* GIVEN EXERCISE
Give the number of lines in the entries that contain "noise". State only the count.

======== MATERIAL SUPPLIED

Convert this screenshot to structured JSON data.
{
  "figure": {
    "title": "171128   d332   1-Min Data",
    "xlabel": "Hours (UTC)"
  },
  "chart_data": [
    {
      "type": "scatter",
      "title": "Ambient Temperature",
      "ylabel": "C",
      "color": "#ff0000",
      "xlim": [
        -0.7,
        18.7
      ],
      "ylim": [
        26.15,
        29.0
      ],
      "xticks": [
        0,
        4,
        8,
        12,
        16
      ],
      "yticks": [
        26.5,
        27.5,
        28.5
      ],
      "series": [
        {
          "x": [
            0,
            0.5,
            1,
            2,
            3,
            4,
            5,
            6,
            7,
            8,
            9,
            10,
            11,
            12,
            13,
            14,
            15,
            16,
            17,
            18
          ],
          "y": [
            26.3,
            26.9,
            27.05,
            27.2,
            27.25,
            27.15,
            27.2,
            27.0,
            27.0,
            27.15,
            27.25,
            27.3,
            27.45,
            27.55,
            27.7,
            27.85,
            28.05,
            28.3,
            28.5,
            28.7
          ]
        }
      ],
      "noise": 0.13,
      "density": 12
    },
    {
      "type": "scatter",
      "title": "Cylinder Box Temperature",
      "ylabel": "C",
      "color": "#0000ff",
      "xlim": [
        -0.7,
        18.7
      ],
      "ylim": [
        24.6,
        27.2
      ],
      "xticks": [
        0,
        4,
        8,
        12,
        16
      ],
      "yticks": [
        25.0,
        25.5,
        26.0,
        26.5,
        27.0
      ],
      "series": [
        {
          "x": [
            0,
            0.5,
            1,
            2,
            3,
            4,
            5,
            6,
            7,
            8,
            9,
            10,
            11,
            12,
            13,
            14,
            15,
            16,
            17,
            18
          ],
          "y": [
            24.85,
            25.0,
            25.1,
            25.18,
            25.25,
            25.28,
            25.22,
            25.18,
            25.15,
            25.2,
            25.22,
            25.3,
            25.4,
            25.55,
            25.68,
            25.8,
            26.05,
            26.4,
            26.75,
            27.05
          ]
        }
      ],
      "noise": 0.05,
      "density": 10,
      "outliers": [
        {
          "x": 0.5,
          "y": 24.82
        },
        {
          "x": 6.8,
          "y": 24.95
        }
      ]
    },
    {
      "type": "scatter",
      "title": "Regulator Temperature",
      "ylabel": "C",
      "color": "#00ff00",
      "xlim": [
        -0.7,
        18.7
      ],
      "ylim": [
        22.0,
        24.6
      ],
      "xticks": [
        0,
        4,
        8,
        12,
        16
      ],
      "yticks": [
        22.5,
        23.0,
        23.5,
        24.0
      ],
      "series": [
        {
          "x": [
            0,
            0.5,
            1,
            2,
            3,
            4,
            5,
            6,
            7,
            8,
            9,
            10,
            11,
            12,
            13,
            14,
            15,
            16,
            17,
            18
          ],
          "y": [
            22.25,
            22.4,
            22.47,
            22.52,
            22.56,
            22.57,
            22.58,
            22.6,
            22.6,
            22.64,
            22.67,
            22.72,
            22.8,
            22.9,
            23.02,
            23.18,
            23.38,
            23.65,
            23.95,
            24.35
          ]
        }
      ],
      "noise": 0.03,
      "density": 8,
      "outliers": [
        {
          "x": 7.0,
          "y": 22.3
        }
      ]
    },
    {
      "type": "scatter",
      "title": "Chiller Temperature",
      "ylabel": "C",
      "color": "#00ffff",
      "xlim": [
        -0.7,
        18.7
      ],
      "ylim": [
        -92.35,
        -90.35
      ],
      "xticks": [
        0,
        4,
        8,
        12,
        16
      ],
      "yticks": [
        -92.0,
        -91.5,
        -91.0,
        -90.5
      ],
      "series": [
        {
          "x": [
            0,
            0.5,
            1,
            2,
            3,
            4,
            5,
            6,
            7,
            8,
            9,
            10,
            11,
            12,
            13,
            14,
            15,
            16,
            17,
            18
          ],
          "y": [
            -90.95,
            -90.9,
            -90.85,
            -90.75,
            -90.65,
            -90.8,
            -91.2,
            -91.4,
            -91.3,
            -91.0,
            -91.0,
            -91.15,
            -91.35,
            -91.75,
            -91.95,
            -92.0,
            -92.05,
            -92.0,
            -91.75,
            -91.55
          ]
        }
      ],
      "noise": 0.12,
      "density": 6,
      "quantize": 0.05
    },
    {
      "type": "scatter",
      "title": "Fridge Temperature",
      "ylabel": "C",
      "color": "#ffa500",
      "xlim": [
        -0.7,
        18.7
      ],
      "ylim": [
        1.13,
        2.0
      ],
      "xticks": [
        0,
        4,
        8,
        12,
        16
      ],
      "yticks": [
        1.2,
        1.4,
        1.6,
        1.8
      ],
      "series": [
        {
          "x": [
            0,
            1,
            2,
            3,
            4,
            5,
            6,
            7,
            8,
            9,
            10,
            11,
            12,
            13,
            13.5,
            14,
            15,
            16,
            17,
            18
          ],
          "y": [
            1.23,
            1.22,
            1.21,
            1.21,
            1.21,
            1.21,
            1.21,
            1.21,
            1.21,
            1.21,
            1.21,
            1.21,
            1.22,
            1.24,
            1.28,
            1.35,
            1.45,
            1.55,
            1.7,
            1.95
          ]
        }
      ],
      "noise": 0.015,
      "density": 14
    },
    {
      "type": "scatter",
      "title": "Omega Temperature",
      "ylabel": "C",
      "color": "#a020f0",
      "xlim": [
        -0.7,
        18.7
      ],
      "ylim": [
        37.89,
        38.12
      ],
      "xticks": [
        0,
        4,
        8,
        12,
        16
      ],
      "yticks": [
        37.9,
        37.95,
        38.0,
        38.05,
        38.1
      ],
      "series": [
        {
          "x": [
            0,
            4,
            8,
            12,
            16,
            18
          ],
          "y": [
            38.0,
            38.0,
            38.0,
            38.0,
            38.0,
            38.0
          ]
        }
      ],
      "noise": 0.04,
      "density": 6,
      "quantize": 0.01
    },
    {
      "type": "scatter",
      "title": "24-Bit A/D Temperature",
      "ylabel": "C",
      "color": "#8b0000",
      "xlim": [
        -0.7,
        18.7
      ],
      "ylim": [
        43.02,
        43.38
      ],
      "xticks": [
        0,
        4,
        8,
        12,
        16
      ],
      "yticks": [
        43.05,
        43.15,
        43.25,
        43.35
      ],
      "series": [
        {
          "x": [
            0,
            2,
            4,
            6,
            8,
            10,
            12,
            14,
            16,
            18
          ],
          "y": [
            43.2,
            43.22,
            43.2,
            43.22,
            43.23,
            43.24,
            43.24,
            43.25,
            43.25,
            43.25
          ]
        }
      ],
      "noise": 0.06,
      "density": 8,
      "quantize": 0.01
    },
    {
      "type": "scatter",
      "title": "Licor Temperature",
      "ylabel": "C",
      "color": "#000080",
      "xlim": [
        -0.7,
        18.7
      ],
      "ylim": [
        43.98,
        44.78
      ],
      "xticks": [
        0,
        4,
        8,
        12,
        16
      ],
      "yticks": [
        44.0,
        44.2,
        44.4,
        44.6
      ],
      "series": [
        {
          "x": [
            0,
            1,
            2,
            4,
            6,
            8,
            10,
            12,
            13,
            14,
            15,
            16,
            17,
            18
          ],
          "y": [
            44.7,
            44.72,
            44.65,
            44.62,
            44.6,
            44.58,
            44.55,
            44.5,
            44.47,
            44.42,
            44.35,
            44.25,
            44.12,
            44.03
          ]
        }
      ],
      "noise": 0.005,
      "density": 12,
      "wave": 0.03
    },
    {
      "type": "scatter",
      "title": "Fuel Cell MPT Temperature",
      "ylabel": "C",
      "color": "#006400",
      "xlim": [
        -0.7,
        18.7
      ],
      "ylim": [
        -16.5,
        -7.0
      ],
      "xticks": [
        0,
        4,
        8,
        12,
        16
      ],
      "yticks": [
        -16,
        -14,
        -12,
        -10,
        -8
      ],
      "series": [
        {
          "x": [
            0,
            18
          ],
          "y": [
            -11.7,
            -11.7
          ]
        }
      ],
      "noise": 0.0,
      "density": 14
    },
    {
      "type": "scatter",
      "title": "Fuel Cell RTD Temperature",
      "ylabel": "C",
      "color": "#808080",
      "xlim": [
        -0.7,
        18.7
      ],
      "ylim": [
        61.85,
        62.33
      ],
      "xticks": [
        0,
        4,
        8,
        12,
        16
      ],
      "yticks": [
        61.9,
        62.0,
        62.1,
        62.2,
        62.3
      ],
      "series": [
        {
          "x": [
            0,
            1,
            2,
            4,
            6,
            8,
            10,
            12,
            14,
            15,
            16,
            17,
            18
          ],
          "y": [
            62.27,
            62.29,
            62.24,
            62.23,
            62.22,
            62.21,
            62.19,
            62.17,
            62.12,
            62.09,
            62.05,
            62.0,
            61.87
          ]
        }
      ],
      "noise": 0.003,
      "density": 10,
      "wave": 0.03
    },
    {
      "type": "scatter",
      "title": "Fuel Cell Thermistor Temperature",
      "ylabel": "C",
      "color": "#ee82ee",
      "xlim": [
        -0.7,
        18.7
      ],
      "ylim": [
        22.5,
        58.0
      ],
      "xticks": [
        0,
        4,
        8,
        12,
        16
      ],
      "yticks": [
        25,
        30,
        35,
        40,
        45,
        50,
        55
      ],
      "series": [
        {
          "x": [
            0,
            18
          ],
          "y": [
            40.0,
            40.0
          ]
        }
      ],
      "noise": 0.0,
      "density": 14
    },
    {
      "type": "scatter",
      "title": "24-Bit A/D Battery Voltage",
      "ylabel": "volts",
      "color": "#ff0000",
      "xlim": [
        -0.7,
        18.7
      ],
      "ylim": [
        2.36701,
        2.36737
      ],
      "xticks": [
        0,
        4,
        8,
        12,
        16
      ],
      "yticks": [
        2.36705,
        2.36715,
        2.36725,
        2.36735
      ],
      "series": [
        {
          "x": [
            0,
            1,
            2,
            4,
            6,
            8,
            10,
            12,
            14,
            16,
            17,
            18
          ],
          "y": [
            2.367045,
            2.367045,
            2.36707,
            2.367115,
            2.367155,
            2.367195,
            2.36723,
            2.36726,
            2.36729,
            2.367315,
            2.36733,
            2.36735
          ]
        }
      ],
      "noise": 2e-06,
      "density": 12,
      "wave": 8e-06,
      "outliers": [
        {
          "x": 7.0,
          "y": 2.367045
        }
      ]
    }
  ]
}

================

* RESULT OF THIS TASK
12